Data excerpts:
:::::

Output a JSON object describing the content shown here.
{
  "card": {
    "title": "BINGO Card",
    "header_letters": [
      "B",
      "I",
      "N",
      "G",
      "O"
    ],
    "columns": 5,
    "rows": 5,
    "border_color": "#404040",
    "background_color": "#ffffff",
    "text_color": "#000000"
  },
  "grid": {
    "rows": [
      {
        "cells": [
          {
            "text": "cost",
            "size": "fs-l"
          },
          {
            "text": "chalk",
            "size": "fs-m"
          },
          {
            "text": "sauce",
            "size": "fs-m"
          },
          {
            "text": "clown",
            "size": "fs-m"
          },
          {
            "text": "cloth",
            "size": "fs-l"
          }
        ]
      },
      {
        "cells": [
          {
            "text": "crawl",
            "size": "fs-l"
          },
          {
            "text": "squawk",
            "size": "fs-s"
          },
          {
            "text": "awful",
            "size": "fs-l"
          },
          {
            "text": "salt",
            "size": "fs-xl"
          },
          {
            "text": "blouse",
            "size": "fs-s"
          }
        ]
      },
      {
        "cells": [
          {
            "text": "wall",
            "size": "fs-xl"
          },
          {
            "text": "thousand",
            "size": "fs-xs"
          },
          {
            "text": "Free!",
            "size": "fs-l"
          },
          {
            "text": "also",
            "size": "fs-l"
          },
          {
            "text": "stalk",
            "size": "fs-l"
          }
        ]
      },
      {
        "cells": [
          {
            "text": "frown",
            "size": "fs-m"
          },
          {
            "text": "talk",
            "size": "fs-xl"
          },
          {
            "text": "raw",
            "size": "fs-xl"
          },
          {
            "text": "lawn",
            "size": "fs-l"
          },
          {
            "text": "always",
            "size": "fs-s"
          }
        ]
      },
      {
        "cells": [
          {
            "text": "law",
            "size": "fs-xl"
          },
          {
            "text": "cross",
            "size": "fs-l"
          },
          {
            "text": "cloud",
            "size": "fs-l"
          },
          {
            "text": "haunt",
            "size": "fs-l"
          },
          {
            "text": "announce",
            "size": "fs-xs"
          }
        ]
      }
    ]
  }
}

:::::

Reproduce every record above exactly as it appears.

Output a JSON object describing the content shown here.
{
  "card": {
    "title": "BINGO Card",
    "header_letters": [
      "B",
      "I",
      "N",
      "G",
      "O"
    ],
    "columns": 5,
    "rows": 5,
    "border_color": "#404040",
    "background_color": "#ffffff",
    "text_color": "#000000"
  },
  "grid": {
    "rows": [
      {
        "cells": [
          {
            "text": "cost",
            "size": "fs-l"
          },
          {
            "text": "chalk",
            "size": "fs-m"
          },
          {
            "text": "sauce",
            "size": "fs-m"
          },
          {
            "text": "clown",
            "size": "fs-m"
          },
          {
            "text": "cloth",
            "size": "fs-l"
          }
        ]
      },
      {
        "cells": [
          {
            "text": "crawl",
            "size": "fs-l"
          },
          {
            "text": "squawk",
            "size": "fs-s"
          },
          {
            "text": "awful",
            "size": "fs-l"
          },
          {
            "text": "salt",
            "size": "fs-xl"
          },
          {
            "text": "blouse",
            "size": "fs-s"
          }
        ]
      },
      {
        "cells": [
          {
            "text": "wall",
            "size": "fs-xl"
          },
          {
            "text": "thousand",
            "size": "fs-xs"
          },
          {
            "text": "Free!",
            "size": "fs-l"
          },
          {
            "text": "also",
            "size": "fs-l"
          },
          {
            "text": "stalk",
            "size": "fs-l"
          }
        ]
      },
      {
        "cells": [
          {
            "text": "frown",
            "size": "fs-m"
          },
          {
            "text": "talk",
            "size": "fs-xl"
          },
          {
            "text": "raw",
            "size": "fs-xl"
          },
          {
            "text": "lawn",
            "size": "fs-l"
          },
          {
            "text": "always",
            "size": "fs-s"
          }
        ]
      },
      {
        "cells": [
          {
            "text": "law",
            "size": "fs-xl"
          },
          {
            "text": "cross",
            "size": "fs-l"
          },
          {
            "text": "cloud",
            "size": "fs-l"
          },
          {
            "text": "haunt",
            "size": "fs-l"
          },
          {
            "text": "announce",
            "size": "fs-xs"
          }
        ]
      }
    ]
  }
}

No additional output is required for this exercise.